> _What is needed_: Repeat each entry as written, dropping any picture you find.
START Input rows
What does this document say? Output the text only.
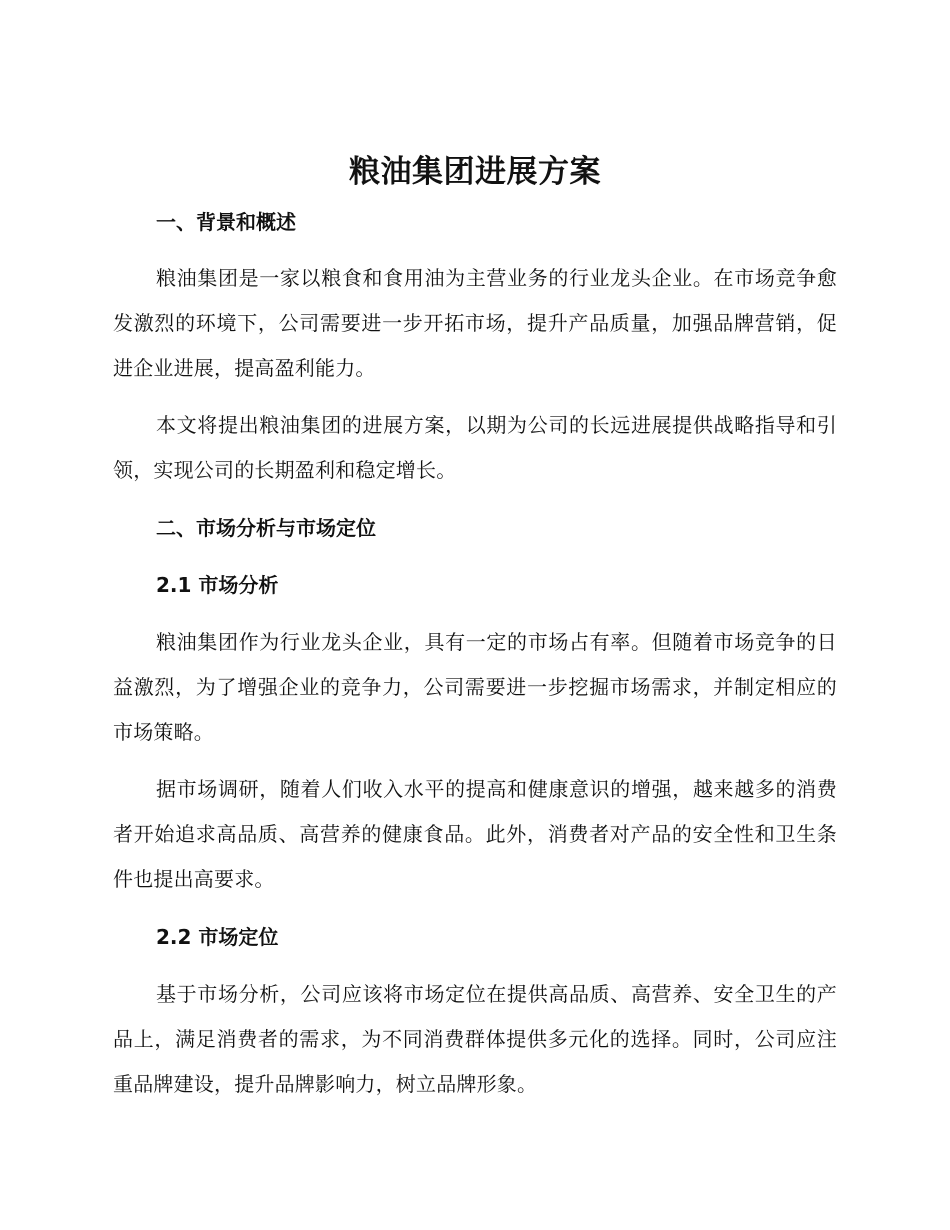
粮油集团进展方案
一、背景和概述
粮油集团是一家以粮食和食用油为主营业务的行业龙头企业。在市场竞争愈发激烈的环境下，公司需要进一步开拓市场，提升产品质量，加强品牌营销，促进企业进展，提高盈利能力。
本文将提出粮油集团的进展方案，以期为公司的长远进展提供战略指导和引领，实现公司的长期盈利和稳定增长。
二、市场分析与市场定位
2.1 市场分析
粮油集团作为行业龙头企业，具有一定的市场占有率。但随着市场竞争的日益激烈，为了增强企业的竞争力，公司需要进一步挖掘市场需求，并制定相应的市场策略。
据市场调研，随着人们收入水平的提高和健康意识的增强，越来越多的消费者开始追求高品质、高营养的健康食品。此外，消费者对产品的安全性和卫生条件也提出高要求。
2.2 市场定位
基于市场分析，公司应该将市场定位在提供高品质、高营养、安全卫生的产品上，满足消费者的需求，为不同消费群体提供多元化的选择。同时，公司应注重品牌建设，提升品牌影响力，树立品牌形象。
END Input rows
> _Output_:
What does this document say? Output the text only.
粮油集团进展方案
一、背景和概述
粮油集团是一家以粮食和食用油为主营业务的行业龙头企业。在市场竞争愈发激烈的环境下，公司需要进一步开拓市场，提升产品质量，加强品牌营销，促进企业进展，提高盈利能力。
本文将提出粮油集团的进展方案，以期为公司的长远进展提供战略指导和引领，实现公司的长期盈利和稳定增长。
二、市场分析与市场定位
2.1 市场分析
粮油集团作为行业龙头企业，具有一定的市场占有率。但随着市场竞争的日益激烈，为了增强企业的竞争力，公司需要进一步挖掘市场需求，并制定相应的市场策略。
据市场调研，随着人们收入水平的提高和健康意识的增强，越来越多的消费者开始追求高品质、高营养的健康食品。此外，消费者对产品的安全性和卫生条件也提出高要求。
2.2 市场定位
基于市场分析，公司应该将市场定位在提供高品质、高营养、安全卫生的产品上，满足消费者的需求，为不同消费群体提供多元化的选择。同时，公司应注重品牌建设，提升品牌影响力，树立品牌形象。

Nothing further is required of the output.